TASK GOAL -
Every line from the line containing "What's the underlying" through the final line of the data is to be printed exactly; no other line is to appear.

MATERIAL -
>> begin
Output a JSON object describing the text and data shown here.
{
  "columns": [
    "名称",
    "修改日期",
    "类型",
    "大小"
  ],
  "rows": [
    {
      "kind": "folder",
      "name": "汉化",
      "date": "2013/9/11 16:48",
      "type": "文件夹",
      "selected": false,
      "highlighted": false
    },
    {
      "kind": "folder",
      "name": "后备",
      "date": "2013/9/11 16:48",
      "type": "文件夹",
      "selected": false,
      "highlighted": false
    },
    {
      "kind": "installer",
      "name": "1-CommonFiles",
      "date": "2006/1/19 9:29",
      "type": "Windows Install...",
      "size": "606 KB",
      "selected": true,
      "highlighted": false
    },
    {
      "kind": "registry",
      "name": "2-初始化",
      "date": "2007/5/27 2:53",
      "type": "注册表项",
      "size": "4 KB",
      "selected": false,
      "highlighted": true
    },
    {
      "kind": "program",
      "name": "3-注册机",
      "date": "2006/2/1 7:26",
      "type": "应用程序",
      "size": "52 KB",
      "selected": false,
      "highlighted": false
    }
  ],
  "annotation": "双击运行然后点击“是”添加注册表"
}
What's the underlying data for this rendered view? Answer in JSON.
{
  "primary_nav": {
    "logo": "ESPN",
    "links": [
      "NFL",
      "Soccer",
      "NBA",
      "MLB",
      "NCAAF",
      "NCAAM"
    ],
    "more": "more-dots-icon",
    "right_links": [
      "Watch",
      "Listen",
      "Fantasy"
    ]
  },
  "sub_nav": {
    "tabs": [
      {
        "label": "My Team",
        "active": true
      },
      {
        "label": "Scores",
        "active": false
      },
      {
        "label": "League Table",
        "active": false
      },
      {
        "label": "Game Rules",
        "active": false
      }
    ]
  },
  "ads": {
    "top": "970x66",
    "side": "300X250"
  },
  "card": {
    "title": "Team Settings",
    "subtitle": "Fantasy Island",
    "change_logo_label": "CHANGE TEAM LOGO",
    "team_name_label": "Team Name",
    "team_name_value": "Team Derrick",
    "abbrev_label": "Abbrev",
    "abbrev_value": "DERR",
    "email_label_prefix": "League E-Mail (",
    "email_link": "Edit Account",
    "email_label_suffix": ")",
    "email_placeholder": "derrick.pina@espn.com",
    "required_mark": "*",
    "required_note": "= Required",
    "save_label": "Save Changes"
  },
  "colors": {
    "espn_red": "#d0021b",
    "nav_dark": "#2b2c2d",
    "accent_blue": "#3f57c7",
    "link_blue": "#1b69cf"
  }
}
>> end
SOLUTION TO THIS TASK -
What's the underlying data for this rendered view? Answer in JSON.
{
  "primary_nav": {
    "logo": "ESPN",
    "links": [
      "NFL",
      "Soccer",
      "NBA",
      "MLB",
      "NCAAF",
      "NCAAM"
    ],
    "more": "more-dots-icon",
    "right_links": [
      "Watch",
      "Listen",
      "Fantasy"
    ]
  },
  "sub_nav": {
    "tabs": [
      {
        "label": "My Team",
        "active": true
      },
      {
        "label": "Scores",
        "active": false
      },
      {
        "label": "League Table",
        "active": false
      },
      {
        "label": "Game Rules",
        "active": false
      }
    ]
  },
  "ads": {
    "top": "970x66",
    "side": "300X250"
  },
  "card": {
    "title": "Team Settings",
    "subtitle": "Fantasy Island",
    "change_logo_label": "CHANGE TEAM LOGO",
    "team_name_label": "Team Name",
    "team_name_value": "Team Derrick",
    "abbrev_label": "Abbrev",
    "abbrev_value": "DERR",
    "email_label_prefix": "League E-Mail (",
    "email_link": "Edit Account",
    "email_label_suffix": ")",
    "email_placeholder": "derrick.pina@espn.com",
    "required_mark": "*",
    "required_note": "= Required",
    "save_label": "Save Changes"
  },
  "colors": {
    "espn_red": "#d0021b",
    "nav_dark": "#2b2c2d",
    "accent_blue": "#3f57c7",
    "link_blue": "#1b69cf"
  }
}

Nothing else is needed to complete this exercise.